### [EXERCISE DIRECTIONS]
Reproduce the listing below without changes, except that pictures are left out.

━━ LISTED ENTRIES ━━

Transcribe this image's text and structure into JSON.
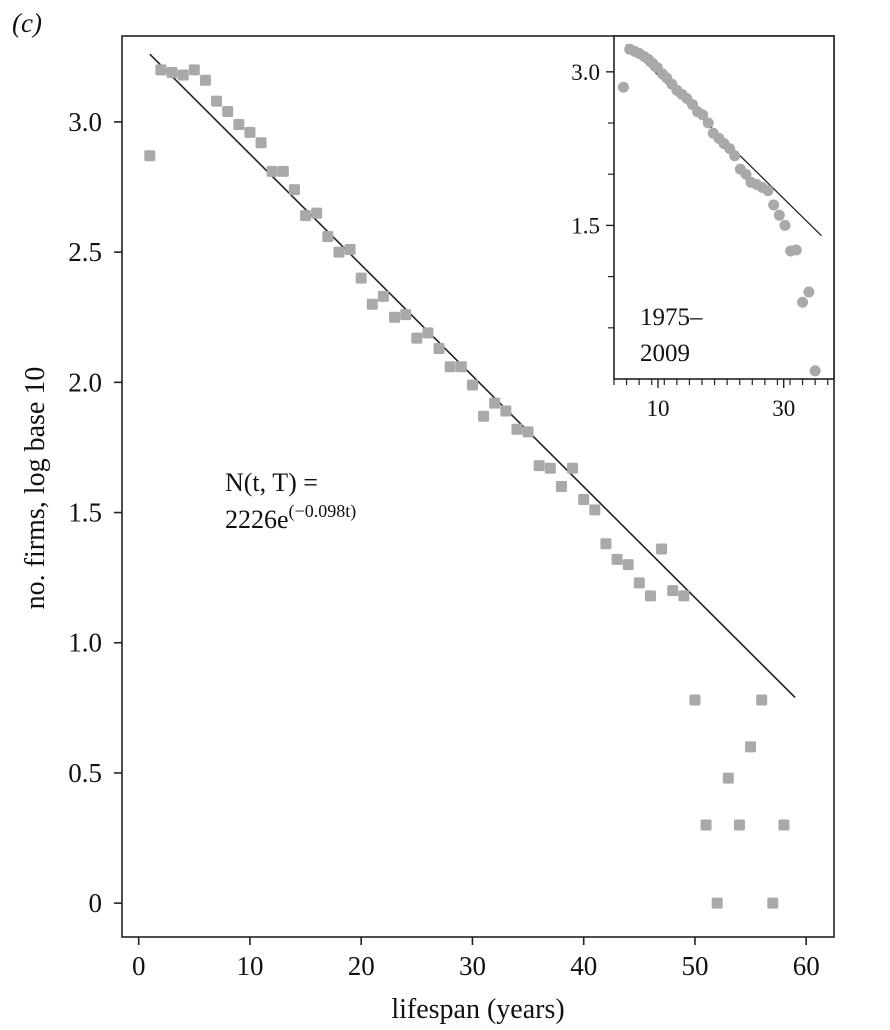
{
  "panel_label": "(c)",
  "colors": {
    "points": "#a9a9a9",
    "fit_line": "#222222",
    "axes": "#222222"
  },
  "chart_data": [
    {
      "id": "main",
      "type": "scatter",
      "xlabel": "lifespan (years)",
      "ylabel": "no. firms, log base 10",
      "xlim": [
        -1.5,
        62.5
      ],
      "ylim": [
        -0.13,
        3.33
      ],
      "xticks": [
        0,
        10,
        20,
        30,
        40,
        50,
        60
      ],
      "xtick_labels": [
        "0",
        "10",
        "20",
        "30",
        "40",
        "50",
        "60"
      ],
      "yticks": [
        0,
        0.5,
        1.0,
        1.5,
        2.0,
        2.5,
        3.0
      ],
      "ytick_labels": [
        "0",
        "0.5",
        "1.0",
        "1.5",
        "2.0",
        "2.5",
        "3.0"
      ],
      "annotation": {
        "line1": "N(t, T) =",
        "line2_base": "2226e",
        "line2_exp": "(−0.098t)"
      },
      "fit_line": {
        "x": [
          1,
          59
        ],
        "y": [
          3.26,
          0.79
        ]
      },
      "series": [
        {
          "name": "firms",
          "marker": "square",
          "x": [
            1,
            2,
            3,
            4,
            5,
            6,
            7,
            8,
            9,
            10,
            11,
            12,
            13,
            14,
            15,
            16,
            17,
            18,
            19,
            20,
            21,
            22,
            23,
            24,
            25,
            26,
            27,
            28,
            29,
            30,
            31,
            32,
            33,
            34,
            35,
            36,
            37,
            38,
            39,
            40,
            41,
            42,
            43,
            44,
            45,
            46,
            47,
            48,
            49,
            50,
            51,
            52,
            53,
            54,
            55,
            56,
            57,
            58
          ],
          "y": [
            2.87,
            3.2,
            3.19,
            3.18,
            3.2,
            3.16,
            3.08,
            3.04,
            2.99,
            2.96,
            2.92,
            2.81,
            2.81,
            2.74,
            2.64,
            2.65,
            2.56,
            2.5,
            2.51,
            2.4,
            2.3,
            2.33,
            2.25,
            2.26,
            2.17,
            2.19,
            2.13,
            2.06,
            2.06,
            1.99,
            1.87,
            1.92,
            1.89,
            1.82,
            1.81,
            1.68,
            1.67,
            1.6,
            1.67,
            1.55,
            1.51,
            1.38,
            1.32,
            1.3,
            1.23,
            1.18,
            1.36,
            1.2,
            1.18,
            0.78,
            0.3,
            0.0,
            0.48,
            0.3,
            0.6,
            0.78,
            0.0,
            0.3
          ]
        }
      ]
    },
    {
      "id": "inset",
      "type": "scatter",
      "annotation_line1": "1975–",
      "annotation_line2": "2009",
      "xlim": [
        3,
        38
      ],
      "ylim": [
        0.0,
        3.35
      ],
      "xticks": [
        10,
        30
      ],
      "xtick_labels": [
        "10",
        "30"
      ],
      "minor_xticks": [
        3,
        5,
        7,
        9,
        11,
        13,
        15,
        17,
        19,
        21,
        23,
        25,
        27,
        29,
        31,
        33,
        35,
        37
      ],
      "yticks": [
        3.0,
        1.5
      ],
      "ytick_labels": [
        "3.0",
        "1.5"
      ],
      "minor_yticks": [
        2.5,
        2.0,
        1.0,
        0.5
      ],
      "fit_line": {
        "x": [
          5,
          36
        ],
        "y": [
          3.27,
          1.4
        ]
      },
      "series": [
        {
          "name": "firms 1975–2009",
          "marker": "circle",
          "x": [
            4.5,
            5.5,
            6.3,
            7.0,
            7.8,
            8.5,
            9.2,
            9.9,
            10.7,
            11.4,
            12.2,
            13.0,
            13.8,
            14.6,
            15.5,
            16.3,
            17.1,
            18.0,
            18.8,
            19.7,
            20.5,
            21.4,
            22.2,
            23.1,
            24.0,
            24.8,
            25.7,
            26.6,
            27.5,
            28.4,
            29.3,
            30.2,
            31.1,
            32.0,
            33.0,
            34.0,
            35.0
          ],
          "y": [
            2.85,
            3.22,
            3.2,
            3.18,
            3.15,
            3.12,
            3.08,
            3.04,
            2.98,
            2.94,
            2.88,
            2.82,
            2.78,
            2.74,
            2.68,
            2.61,
            2.58,
            2.5,
            2.4,
            2.35,
            2.3,
            2.25,
            2.18,
            2.05,
            2.0,
            1.92,
            1.9,
            1.87,
            1.84,
            1.7,
            1.6,
            1.5,
            1.25,
            1.26,
            0.75,
            0.85,
            0.08
          ]
        }
      ]
    }
  ]
}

━━━

### [FULL OUTPUT]
Transcribe this image's text and structure into JSON.
{
  "panel_label": "(c)",
  "colors": {
    "points": "#a9a9a9",
    "fit_line": "#222222",
    "axes": "#222222"
  },
  "chart_data": [
    {
      "id": "main",
      "type": "scatter",
      "xlabel": "lifespan (years)",
      "ylabel": "no. firms, log base 10",
      "xlim": [
        -1.5,
        62.5
      ],
      "ylim": [
        -0.13,
        3.33
      ],
      "xticks": [
        0,
        10,
        20,
        30,
        40,
        50,
        60
      ],
      "xtick_labels": [
        "0",
        "10",
        "20",
        "30",
        "40",
        "50",
        "60"
      ],
      "yticks": [
        0,
        0.5,
        1.0,
        1.5,
        2.0,
        2.5,
        3.0
      ],
      "ytick_labels": [
        "0",
        "0.5",
        "1.0",
        "1.5",
        "2.0",
        "2.5",
        "3.0"
      ],
      "annotation": {
        "line1": "N(t, T) =",
        "line2_base": "2226e",
        "line2_exp": "(−0.098t)"
      },
      "fit_line": {
        "x": [
          1,
          59
        ],
        "y": [
          3.26,
          0.79
        ]
      },
      "series": [
        {
          "name": "firms",
          "marker": "square",
          "x": [
            1,
            2,
            3,
            4,
            5,
            6,
            7,
            8,
            9,
            10,
            11,
            12,
            13,
            14,
            15,
            16,
            17,
            18,
            19,
            20,
            21,
            22,
            23,
            24,
            25,
            26,
            27,
            28,
            29,
            30,
            31,
            32,
            33,
            34,
            35,
            36,
            37,
            38,
            39,
            40,
            41,
            42,
            43,
            44,
            45,
            46,
            47,
            48,
            49,
            50,
            51,
            52,
            53,
            54,
            55,
            56,
            57,
            58
          ],
          "y": [
            2.87,
            3.2,
            3.19,
            3.18,
            3.2,
            3.16,
            3.08,
            3.04,
            2.99,
            2.96,
            2.92,
            2.81,
            2.81,
            2.74,
            2.64,
            2.65,
            2.56,
            2.5,
            2.51,
            2.4,
            2.3,
            2.33,
            2.25,
            2.26,
            2.17,
            2.19,
            2.13,
            2.06,
            2.06,
            1.99,
            1.87,
            1.92,
            1.89,
            1.82,
            1.81,
            1.68,
            1.67,
            1.6,
            1.67,
            1.55,
            1.51,
            1.38,
            1.32,
            1.3,
            1.23,
            1.18,
            1.36,
            1.2,
            1.18,
            0.78,
            0.3,
            0.0,
            0.48,
            0.3,
            0.6,
            0.78,
            0.0,
            0.3
          ]
        }
      ]
    },
    {
      "id": "inset",
      "type": "scatter",
      "annotation_line1": "1975–",
      "annotation_line2": "2009",
      "xlim": [
        3,
        38
      ],
      "ylim": [
        0.0,
        3.35
      ],
      "xticks": [
        10,
        30
      ],
      "xtick_labels": [
        "10",
        "30"
      ],
      "minor_xticks": [
        3,
        5,
        7,
        9,
        11,
        13,
        15,
        17,
        19,
        21,
        23,
        25,
        27,
        29,
        31,
        33,
        35,
        37
      ],
      "yticks": [
        3.0,
        1.5
      ],
      "ytick_labels": [
        "3.0",
        "1.5"
      ],
      "minor_yticks": [
        2.5,
        2.0,
        1.0,
        0.5
      ],
      "fit_line": {
        "x": [
          5,
          36
        ],
        "y": [
          3.27,
          1.4
        ]
      },
      "series": [
        {
          "name": "firms 1975–2009",
          "marker": "circle",
          "x": [
            4.5,
            5.5,
            6.3,
            7.0,
            7.8,
            8.5,
            9.2,
            9.9,
            10.7,
            11.4,
            12.2,
            13.0,
            13.8,
            14.6,
            15.5,
            16.3,
            17.1,
            18.0,
            18.8,
            19.7,
            20.5,
            21.4,
            22.2,
            23.1,
            24.0,
            24.8,
            25.7,
            26.6,
            27.5,
            28.4,
            29.3,
            30.2,
            31.1,
            32.0,
            33.0,
            34.0,
            35.0
          ],
          "y": [
            2.85,
            3.22,
            3.2,
            3.18,
            3.15,
            3.12,
            3.08,
            3.04,
            2.98,
            2.94,
            2.88,
            2.82,
            2.78,
            2.74,
            2.68,
            2.61,
            2.58,
            2.5,
            2.4,
            2.35,
            2.3,
            2.25,
            2.18,
            2.05,
            2.0,
            1.92,
            1.9,
            1.87,
            1.84,
            1.7,
            1.6,
            1.5,
            1.25,
            1.26,
            0.75,
            0.85,
            0.08
          ]
        }
      ]
    }
  ]
}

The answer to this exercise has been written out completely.